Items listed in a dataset
____

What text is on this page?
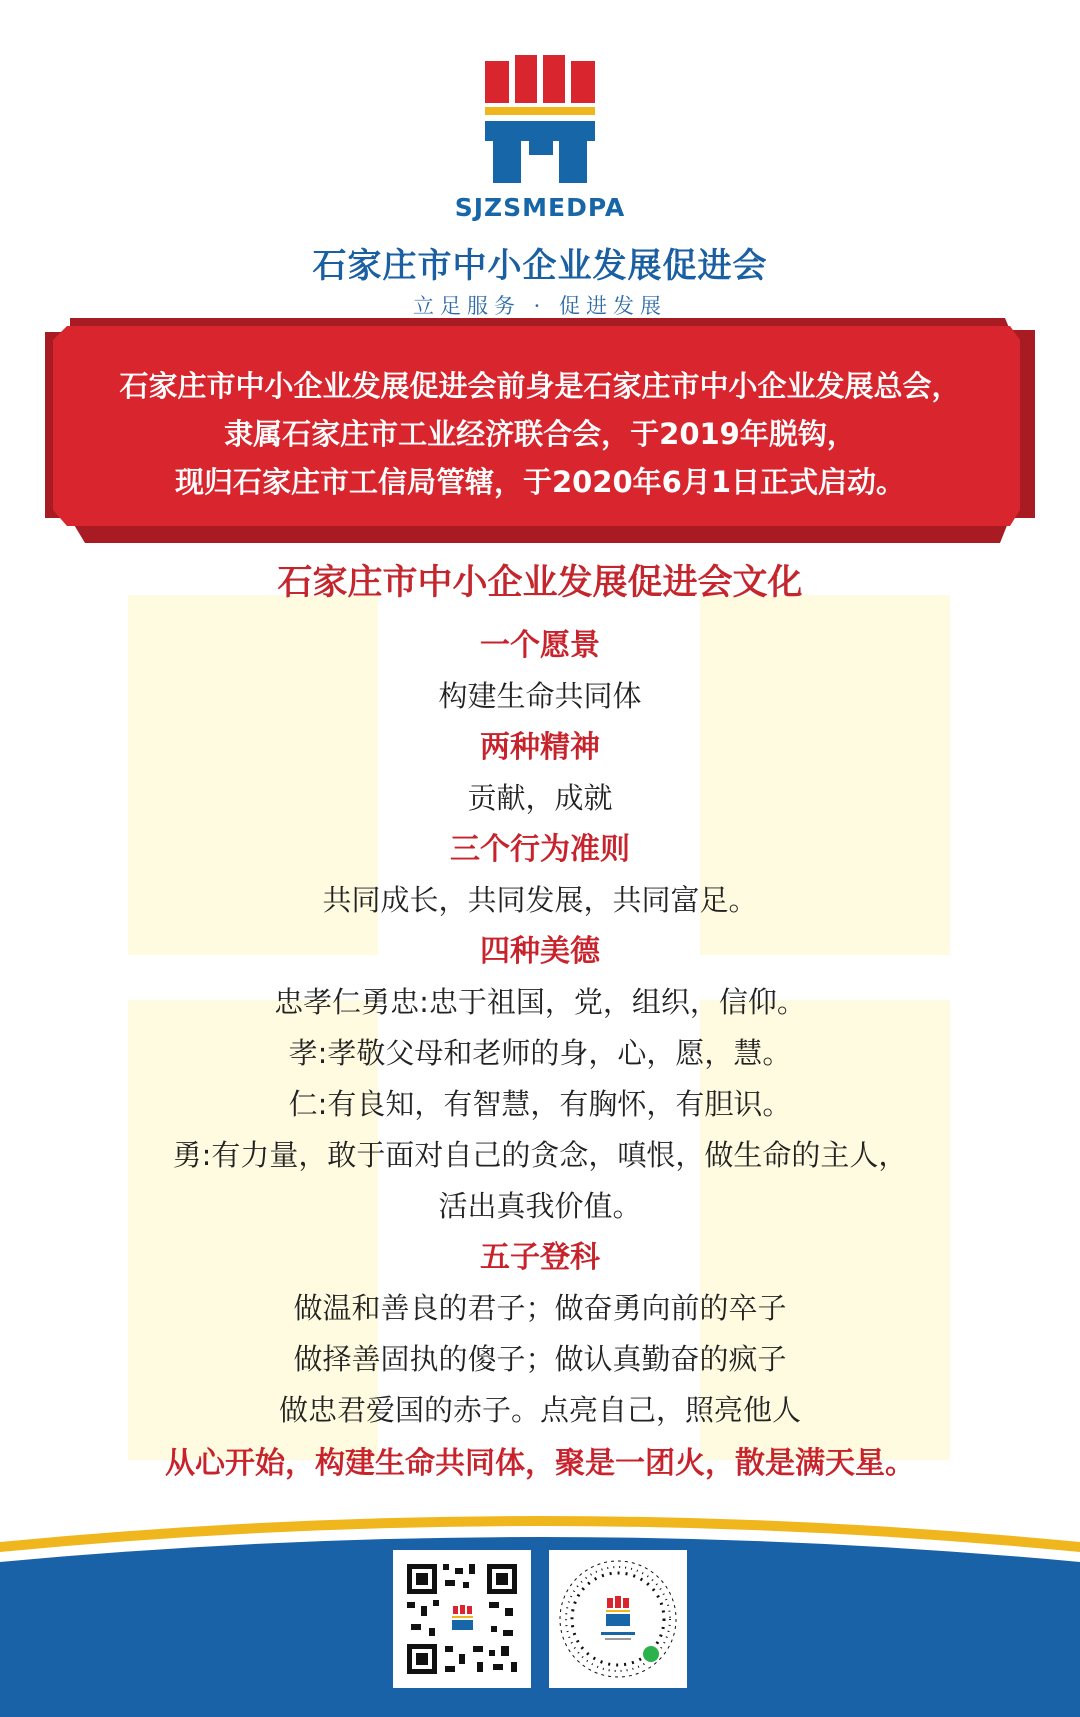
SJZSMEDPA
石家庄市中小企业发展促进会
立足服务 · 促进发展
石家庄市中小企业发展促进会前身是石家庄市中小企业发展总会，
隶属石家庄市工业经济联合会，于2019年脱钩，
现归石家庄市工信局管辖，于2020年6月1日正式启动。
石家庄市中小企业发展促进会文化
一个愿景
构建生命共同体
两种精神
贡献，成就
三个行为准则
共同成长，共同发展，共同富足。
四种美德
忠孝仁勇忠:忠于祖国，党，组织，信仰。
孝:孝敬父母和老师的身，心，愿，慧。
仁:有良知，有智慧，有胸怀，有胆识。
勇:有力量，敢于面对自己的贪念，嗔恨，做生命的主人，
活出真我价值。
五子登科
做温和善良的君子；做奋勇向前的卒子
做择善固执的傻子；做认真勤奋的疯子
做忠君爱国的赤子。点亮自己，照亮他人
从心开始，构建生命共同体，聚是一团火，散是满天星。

____

Requirement -> Exclude the pictures, and transcribe all of the material exactly.

The solution ->
What text is on this page?
SJZSMEDPA
石家庄市中小企业发展促进会
立足服务 · 促进发展
石家庄市中小企业发展促进会前身是石家庄市中小企业发展总会，
隶属石家庄市工业经济联合会，于2019年脱钩，
现归石家庄市工信局管辖，于2020年6月1日正式启动。
石家庄市中小企业发展促进会文化
一个愿景
构建生命共同体
两种精神
贡献，成就
三个行为准则
共同成长，共同发展，共同富足。
四种美德
忠孝仁勇忠:忠于祖国，党，组织，信仰。
孝:孝敬父母和老师的身，心，愿，慧。
仁:有良知，有智慧，有胸怀，有胆识。
勇:有力量，敢于面对自己的贪念，嗔恨，做生命的主人，
活出真我价值。
五子登科
做温和善良的君子；做奋勇向前的卒子
做择善固执的傻子；做认真勤奋的疯子
做忠君爱国的赤子。点亮自己，照亮他人
从心开始，构建生命共同体，聚是一团火，散是满天星。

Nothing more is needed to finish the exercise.